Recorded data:
= = =

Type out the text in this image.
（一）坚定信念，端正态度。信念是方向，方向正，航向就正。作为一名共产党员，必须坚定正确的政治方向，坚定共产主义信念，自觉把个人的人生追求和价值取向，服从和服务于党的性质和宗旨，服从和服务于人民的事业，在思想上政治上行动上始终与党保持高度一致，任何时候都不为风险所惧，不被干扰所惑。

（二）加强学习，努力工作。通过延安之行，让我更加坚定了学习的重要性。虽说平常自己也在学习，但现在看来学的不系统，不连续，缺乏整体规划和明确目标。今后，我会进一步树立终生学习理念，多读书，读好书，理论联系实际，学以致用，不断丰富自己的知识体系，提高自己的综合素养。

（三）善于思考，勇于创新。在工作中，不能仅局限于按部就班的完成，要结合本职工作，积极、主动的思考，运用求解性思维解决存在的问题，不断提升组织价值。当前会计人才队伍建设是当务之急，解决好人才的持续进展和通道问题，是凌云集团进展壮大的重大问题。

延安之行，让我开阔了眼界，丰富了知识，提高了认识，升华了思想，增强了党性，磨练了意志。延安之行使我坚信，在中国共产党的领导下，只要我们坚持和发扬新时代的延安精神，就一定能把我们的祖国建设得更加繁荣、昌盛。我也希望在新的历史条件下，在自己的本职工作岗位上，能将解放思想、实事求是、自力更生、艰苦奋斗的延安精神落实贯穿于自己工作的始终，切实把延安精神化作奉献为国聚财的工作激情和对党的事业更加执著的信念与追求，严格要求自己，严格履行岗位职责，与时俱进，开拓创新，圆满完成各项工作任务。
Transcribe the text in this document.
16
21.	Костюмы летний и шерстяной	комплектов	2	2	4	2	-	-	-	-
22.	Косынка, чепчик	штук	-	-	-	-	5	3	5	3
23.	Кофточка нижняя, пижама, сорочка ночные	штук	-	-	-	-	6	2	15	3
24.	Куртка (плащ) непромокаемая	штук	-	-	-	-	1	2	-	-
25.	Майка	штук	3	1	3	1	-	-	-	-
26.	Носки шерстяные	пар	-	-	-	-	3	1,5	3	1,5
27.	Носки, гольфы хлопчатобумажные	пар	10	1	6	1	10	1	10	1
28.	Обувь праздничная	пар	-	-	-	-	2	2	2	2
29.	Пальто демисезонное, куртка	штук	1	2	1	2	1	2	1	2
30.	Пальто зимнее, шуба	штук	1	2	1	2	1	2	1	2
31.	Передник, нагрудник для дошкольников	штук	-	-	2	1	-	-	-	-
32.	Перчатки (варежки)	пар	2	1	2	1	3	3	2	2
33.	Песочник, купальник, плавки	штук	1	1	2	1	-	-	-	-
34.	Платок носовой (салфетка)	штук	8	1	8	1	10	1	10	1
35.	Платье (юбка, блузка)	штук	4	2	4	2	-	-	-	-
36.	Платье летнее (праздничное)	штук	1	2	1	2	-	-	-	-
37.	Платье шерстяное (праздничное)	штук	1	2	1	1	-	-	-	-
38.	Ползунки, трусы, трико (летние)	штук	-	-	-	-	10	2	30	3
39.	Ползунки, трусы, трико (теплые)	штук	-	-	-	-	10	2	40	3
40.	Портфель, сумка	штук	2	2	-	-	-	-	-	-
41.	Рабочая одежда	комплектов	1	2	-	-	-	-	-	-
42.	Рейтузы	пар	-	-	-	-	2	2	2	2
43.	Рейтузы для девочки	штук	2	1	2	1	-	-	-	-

= = =

Exercise aim: Every line above should be written out again exactly as it stands.

Result of the task:
Type out the text in this image.
（一）坚定信念，端正态度。信念是方向，方向正，航向就正。作为一名共产党员，必须坚定正确的政治方向，坚定共产主义信念，自觉把个人的人生追求和价值取向，服从和服务于党的性质和宗旨，服从和服务于人民的事业，在思想上政治上行动上始终与党保持高度一致，任何时候都不为风险所惧，不被干扰所惑。

（二）加强学习，努力工作。通过延安之行，让我更加坚定了学习的重要性。虽说平常自己也在学习，但现在看来学的不系统，不连续，缺乏整体规划和明确目标。今后，我会进一步树立终生学习理念，多读书，读好书，理论联系实际，学以致用，不断丰富自己的知识体系，提高自己的综合素养。

（三）善于思考，勇于创新。在工作中，不能仅局限于按部就班的完成，要结合本职工作，积极、主动的思考，运用求解性思维解决存在的问题，不断提升组织价值。当前会计人才队伍建设是当务之急，解决好人才的持续进展和通道问题，是凌云集团进展壮大的重大问题。

延安之行，让我开阔了眼界，丰富了知识，提高了认识，升华了思想，增强了党性，磨练了意志。延安之行使我坚信，在中国共产党的领导下，只要我们坚持和发扬新时代的延安精神，就一定能把我们的祖国建设得更加繁荣、昌盛。我也希望在新的历史条件下，在自己的本职工作岗位上，能将解放思想、实事求是、自力更生、艰苦奋斗的延安精神落实贯穿于自己工作的始终，切实把延安精神化作奉献为国聚财的工作激情和对党的事业更加执著的信念与追求，严格要求自己，严格履行岗位职责，与时俱进，开拓创新，圆满完成各项工作任务。
Transcribe the text in this document.
16
21.	Костюмы летний и шерстяной	комплектов	2	2	4	2	-	-	-	-
22.	Косынка, чепчик	штук	-	-	-	-	5	3	5	3
23.	Кофточка нижняя, пижама, сорочка ночные	штук	-	-	-	-	6	2	15	3
24.	Куртка (плащ) непромокаемая	штук	-	-	-	-	1	2	-	-
25.	Майка	штук	3	1	3	1	-	-	-	-
26.	Носки шерстяные	пар	-	-	-	-	3	1,5	3	1,5
27.	Носки, гольфы хлопчатобумажные	пар	10	1	6	1	10	1	10	1
28.	Обувь праздничная	пар	-	-	-	-	2	2	2	2
29.	Пальто демисезонное, куртка	штук	1	2	1	2	1	2	1	2
30.	Пальто зимнее, шуба	штук	1	2	1	2	1	2	1	2
31.	Передник, нагрудник для дошкольников	штук	-	-	2	1	-	-	-	-
32.	Перчатки (варежки)	пар	2	1	2	1	3	3	2	2
33.	Песочник, купальник, плавки	штук	1	1	2	1	-	-	-	-
34.	Платок носовой (салфетка)	штук	8	1	8	1	10	1	10	1
35.	Платье (юбка, блузка)	штук	4	2	4	2	-	-	-	-
36.	Платье летнее (праздничное)	штук	1	2	1	2	-	-	-	-
37.	Платье шерстяное (праздничное)	штук	1	2	1	1	-	-	-	-
38.	Ползунки, трусы, трико (летние)	штук	-	-	-	-	10	2	30	3
39.	Ползунки, трусы, трико (теплые)	штук	-	-	-	-	10	2	40	3
40.	Портфель, сумка	штук	2	2	-	-	-	-	-	-
41.	Рабочая одежда	комплектов	1	2	-	-	-	-	-	-
42.	Рейтузы	пар	-	-	-	-	2	2	2	2
43.	Рейтузы для девочки	штук	2	1	2	1	-	-	-	-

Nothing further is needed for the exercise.